Answer with one number: how many lines have "onlyonebonkin".
— START OF Entries supplied —
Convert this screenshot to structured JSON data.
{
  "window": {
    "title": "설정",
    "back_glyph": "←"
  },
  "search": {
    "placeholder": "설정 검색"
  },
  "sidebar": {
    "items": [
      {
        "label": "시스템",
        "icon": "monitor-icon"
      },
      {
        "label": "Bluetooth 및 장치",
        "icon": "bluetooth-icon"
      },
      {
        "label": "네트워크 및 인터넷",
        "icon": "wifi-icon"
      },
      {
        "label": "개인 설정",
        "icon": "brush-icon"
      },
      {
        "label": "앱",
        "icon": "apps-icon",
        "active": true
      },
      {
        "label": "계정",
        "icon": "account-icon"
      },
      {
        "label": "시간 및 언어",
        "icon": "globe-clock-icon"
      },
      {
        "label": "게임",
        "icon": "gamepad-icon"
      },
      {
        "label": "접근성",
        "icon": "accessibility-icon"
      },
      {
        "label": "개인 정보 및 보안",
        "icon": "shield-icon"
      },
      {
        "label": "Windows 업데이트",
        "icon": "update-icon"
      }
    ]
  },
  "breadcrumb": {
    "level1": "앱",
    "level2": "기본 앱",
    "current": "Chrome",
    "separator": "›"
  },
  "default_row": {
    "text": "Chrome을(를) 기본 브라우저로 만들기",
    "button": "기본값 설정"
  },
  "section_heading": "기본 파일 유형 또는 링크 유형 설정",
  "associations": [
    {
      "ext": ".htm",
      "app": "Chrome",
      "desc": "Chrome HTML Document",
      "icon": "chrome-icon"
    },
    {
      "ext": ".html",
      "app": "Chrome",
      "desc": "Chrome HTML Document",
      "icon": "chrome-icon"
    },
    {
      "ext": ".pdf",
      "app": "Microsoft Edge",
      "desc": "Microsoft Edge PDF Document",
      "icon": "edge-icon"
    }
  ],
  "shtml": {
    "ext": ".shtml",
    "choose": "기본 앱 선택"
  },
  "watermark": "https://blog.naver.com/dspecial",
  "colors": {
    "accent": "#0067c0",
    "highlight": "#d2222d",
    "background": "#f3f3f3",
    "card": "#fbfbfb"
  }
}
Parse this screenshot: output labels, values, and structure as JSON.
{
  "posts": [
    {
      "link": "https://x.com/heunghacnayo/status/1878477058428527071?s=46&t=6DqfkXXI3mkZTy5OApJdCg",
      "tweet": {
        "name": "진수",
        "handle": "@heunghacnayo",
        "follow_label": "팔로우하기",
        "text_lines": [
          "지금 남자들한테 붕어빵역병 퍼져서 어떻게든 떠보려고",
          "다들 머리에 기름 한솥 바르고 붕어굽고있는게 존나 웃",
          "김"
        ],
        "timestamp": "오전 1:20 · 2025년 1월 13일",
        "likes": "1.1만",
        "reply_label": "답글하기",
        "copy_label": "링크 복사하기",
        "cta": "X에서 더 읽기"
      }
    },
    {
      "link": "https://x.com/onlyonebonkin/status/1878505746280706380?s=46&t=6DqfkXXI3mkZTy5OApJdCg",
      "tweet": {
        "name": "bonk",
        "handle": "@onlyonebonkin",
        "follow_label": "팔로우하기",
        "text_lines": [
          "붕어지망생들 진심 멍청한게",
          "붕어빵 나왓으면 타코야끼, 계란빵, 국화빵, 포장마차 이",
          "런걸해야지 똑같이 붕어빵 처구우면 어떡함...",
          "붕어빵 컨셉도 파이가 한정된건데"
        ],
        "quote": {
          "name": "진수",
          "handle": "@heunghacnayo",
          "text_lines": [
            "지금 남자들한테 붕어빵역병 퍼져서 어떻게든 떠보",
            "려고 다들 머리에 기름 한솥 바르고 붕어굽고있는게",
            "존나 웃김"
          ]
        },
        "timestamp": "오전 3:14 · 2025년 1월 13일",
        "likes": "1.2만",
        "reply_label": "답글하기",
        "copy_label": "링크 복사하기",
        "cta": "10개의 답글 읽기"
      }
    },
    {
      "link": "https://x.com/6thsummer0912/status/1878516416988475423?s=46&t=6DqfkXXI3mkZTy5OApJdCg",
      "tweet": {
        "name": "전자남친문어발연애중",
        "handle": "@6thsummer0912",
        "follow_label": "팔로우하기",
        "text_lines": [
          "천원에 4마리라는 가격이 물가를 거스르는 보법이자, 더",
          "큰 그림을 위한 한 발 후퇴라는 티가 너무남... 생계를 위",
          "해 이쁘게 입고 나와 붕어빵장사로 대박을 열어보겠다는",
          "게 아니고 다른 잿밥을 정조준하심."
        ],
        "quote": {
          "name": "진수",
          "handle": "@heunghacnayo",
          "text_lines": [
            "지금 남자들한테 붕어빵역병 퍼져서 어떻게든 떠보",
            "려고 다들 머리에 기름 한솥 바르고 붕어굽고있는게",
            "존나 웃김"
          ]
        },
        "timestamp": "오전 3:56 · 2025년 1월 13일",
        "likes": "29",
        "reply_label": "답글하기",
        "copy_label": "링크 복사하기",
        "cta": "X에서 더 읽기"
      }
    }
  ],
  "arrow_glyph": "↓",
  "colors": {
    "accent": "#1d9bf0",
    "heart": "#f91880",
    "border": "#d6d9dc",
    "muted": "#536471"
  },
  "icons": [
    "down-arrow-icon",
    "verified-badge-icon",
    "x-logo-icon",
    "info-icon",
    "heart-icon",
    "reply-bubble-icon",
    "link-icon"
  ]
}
— END OF Entries supplied —
### Expected output
2